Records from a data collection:
>>>

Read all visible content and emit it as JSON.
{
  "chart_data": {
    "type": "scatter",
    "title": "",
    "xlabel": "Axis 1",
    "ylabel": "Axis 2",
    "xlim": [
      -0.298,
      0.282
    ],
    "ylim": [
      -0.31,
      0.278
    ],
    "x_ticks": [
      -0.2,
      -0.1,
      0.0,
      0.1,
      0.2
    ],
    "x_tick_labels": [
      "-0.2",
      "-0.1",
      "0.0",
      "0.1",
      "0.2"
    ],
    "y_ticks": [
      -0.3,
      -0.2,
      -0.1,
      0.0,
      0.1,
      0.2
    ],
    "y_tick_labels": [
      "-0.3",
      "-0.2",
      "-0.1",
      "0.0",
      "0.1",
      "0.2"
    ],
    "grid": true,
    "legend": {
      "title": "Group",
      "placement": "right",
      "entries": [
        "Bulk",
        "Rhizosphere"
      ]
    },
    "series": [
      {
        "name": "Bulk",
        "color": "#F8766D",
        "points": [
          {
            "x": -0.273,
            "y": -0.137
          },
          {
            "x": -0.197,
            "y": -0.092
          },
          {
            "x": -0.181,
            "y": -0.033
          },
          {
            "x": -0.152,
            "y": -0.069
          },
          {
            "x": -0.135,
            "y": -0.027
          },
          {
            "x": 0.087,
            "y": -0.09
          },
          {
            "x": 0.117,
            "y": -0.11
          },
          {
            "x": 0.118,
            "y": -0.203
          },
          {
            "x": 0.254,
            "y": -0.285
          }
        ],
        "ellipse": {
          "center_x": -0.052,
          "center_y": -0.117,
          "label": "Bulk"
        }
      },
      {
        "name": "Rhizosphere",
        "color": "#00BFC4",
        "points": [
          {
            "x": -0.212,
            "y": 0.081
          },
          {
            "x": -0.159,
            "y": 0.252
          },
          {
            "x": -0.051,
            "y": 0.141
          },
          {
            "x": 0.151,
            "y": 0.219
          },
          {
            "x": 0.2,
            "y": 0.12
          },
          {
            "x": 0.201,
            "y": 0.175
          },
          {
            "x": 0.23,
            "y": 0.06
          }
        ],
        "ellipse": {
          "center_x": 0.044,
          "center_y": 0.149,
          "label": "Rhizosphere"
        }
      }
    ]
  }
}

<<<

Exercise details:
Make an exact copy of every line in the data.

Answer in full:
Read all visible content and emit it as JSON.
{
  "chart_data": {
    "type": "scatter",
    "title": "",
    "xlabel": "Axis 1",
    "ylabel": "Axis 2",
    "xlim": [
      -0.298,
      0.282
    ],
    "ylim": [
      -0.31,
      0.278
    ],
    "x_ticks": [
      -0.2,
      -0.1,
      0.0,
      0.1,
      0.2
    ],
    "x_tick_labels": [
      "-0.2",
      "-0.1",
      "0.0",
      "0.1",
      "0.2"
    ],
    "y_ticks": [
      -0.3,
      -0.2,
      -0.1,
      0.0,
      0.1,
      0.2
    ],
    "y_tick_labels": [
      "-0.3",
      "-0.2",
      "-0.1",
      "0.0",
      "0.1",
      "0.2"
    ],
    "grid": true,
    "legend": {
      "title": "Group",
      "placement": "right",
      "entries": [
        "Bulk",
        "Rhizosphere"
      ]
    },
    "series": [
      {
        "name": "Bulk",
        "color": "#F8766D",
        "points": [
          {
            "x": -0.273,
            "y": -0.137
          },
          {
            "x": -0.197,
            "y": -0.092
          },
          {
            "x": -0.181,
            "y": -0.033
          },
          {
            "x": -0.152,
            "y": -0.069
          },
          {
            "x": -0.135,
            "y": -0.027
          },
          {
            "x": 0.087,
            "y": -0.09
          },
          {
            "x": 0.117,
            "y": -0.11
          },
          {
            "x": 0.118,
            "y": -0.203
          },
          {
            "x": 0.254,
            "y": -0.285
          }
        ],
        "ellipse": {
          "center_x": -0.052,
          "center_y": -0.117,
          "label": "Bulk"
        }
      },
      {
        "name": "Rhizosphere",
        "color": "#00BFC4",
        "points": [
          {
            "x": -0.212,
            "y": 0.081
          },
          {
            "x": -0.159,
            "y": 0.252
          },
          {
            "x": -0.051,
            "y": 0.141
          },
          {
            "x": 0.151,
            "y": 0.219
          },
          {
            "x": 0.2,
            "y": 0.12
          },
          {
            "x": 0.201,
            "y": 0.175
          },
          {
            "x": 0.23,
            "y": 0.06
          }
        ],
        "ellipse": {
          "center_x": 0.044,
          "center_y": 0.149,
          "label": "Rhizosphere"
        }
      }
    ]
  }
}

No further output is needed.